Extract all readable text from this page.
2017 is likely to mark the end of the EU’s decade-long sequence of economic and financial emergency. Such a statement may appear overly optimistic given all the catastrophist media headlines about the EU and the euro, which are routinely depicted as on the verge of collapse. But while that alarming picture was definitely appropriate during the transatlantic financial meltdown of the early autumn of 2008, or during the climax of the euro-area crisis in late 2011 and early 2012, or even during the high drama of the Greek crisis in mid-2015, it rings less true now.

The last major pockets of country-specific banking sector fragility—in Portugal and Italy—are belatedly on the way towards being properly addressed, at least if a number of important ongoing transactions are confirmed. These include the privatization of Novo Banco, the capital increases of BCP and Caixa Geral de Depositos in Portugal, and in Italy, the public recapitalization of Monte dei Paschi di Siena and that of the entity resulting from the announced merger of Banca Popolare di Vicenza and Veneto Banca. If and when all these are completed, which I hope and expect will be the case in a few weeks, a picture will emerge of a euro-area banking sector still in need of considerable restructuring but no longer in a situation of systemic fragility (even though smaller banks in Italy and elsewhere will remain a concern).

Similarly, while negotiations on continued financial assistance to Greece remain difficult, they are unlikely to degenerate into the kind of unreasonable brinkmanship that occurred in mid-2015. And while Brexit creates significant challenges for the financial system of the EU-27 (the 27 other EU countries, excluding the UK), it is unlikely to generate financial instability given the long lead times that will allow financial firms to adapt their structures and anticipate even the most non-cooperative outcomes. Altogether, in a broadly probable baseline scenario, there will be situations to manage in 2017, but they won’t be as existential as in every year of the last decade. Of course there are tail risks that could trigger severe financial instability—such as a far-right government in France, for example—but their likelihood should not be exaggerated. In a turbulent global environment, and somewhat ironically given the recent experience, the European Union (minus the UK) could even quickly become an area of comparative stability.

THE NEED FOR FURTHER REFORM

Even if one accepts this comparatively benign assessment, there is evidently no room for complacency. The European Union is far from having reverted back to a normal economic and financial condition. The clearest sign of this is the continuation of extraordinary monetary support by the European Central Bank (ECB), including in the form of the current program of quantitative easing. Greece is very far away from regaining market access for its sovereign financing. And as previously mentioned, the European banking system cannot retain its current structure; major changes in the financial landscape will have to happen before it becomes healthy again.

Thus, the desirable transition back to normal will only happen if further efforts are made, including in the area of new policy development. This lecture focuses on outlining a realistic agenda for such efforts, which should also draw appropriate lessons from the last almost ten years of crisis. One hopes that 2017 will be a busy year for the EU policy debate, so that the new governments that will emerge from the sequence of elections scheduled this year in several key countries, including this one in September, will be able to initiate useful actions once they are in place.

EXERCISE TASK: Please output the complete data exactly.

SOLUTION FOR THIS PROBLEM:
Extract all readable text from this page.
2017 is likely to mark the end of the EU’s decade-long sequence of economic and financial emergency. Such a statement may appear overly optimistic given all the catastrophist media headlines about the EU and the euro, which are routinely depicted as on the verge of collapse. But while that alarming picture was definitely appropriate during the transatlantic financial meltdown of the early autumn of 2008, or during the climax of the euro-area crisis in late 2011 and early 2012, or even during the high drama of the Greek crisis in mid-2015, it rings less true now.

The last major pockets of country-specific banking sector fragility—in Portugal and Italy—are belatedly on the way towards being properly addressed, at least if a number of important ongoing transactions are confirmed. These include the privatization of Novo Banco, the capital increases of BCP and Caixa Geral de Depositos in Portugal, and in Italy, the public recapitalization of Monte dei Paschi di Siena and that of the entity resulting from the announced merger of Banca Popolare di Vicenza and Veneto Banca. If and when all these are completed, which I hope and expect will be the case in a few weeks, a picture will emerge of a euro-area banking sector still in need of considerable restructuring but no longer in a situation of systemic fragility (even though smaller banks in Italy and elsewhere will remain a concern).

Similarly, while negotiations on continued financial assistance to Greece remain difficult, they are unlikely to degenerate into the kind of unreasonable brinkmanship that occurred in mid-2015. And while Brexit creates significant challenges for the financial system of the EU-27 (the 27 other EU countries, excluding the UK), it is unlikely to generate financial instability given the long lead times that will allow financial firms to adapt their structures and anticipate even the most non-cooperative outcomes. Altogether, in a broadly probable baseline scenario, there will be situations to manage in 2017, but they won’t be as existential as in every year of the last decade. Of course there are tail risks that could trigger severe financial instability—such as a far-right government in France, for example—but their likelihood should not be exaggerated. In a turbulent global environment, and somewhat ironically given the recent experience, the European Union (minus the UK) could even quickly become an area of comparative stability.

THE NEED FOR FURTHER REFORM

Even if one accepts this comparatively benign assessment, there is evidently no room for complacency. The European Union is far from having reverted back to a normal economic and financial condition. The clearest sign of this is the continuation of extraordinary monetary support by the European Central Bank (ECB), including in the form of the current program of quantitative easing. Greece is very far away from regaining market access for its sovereign financing. And as previously mentioned, the European banking system cannot retain its current structure; major changes in the financial landscape will have to happen before it becomes healthy again.

Thus, the desirable transition back to normal will only happen if further efforts are made, including in the area of new policy development. This lecture focuses on outlining a realistic agenda for such efforts, which should also draw appropriate lessons from the last almost ten years of crisis. One hopes that 2017 will be a busy year for the EU policy debate, so that the new governments that will emerge from the sequence of elections scheduled this year in several key countries, including this one in September, will be able to initiate useful actions once they are in place.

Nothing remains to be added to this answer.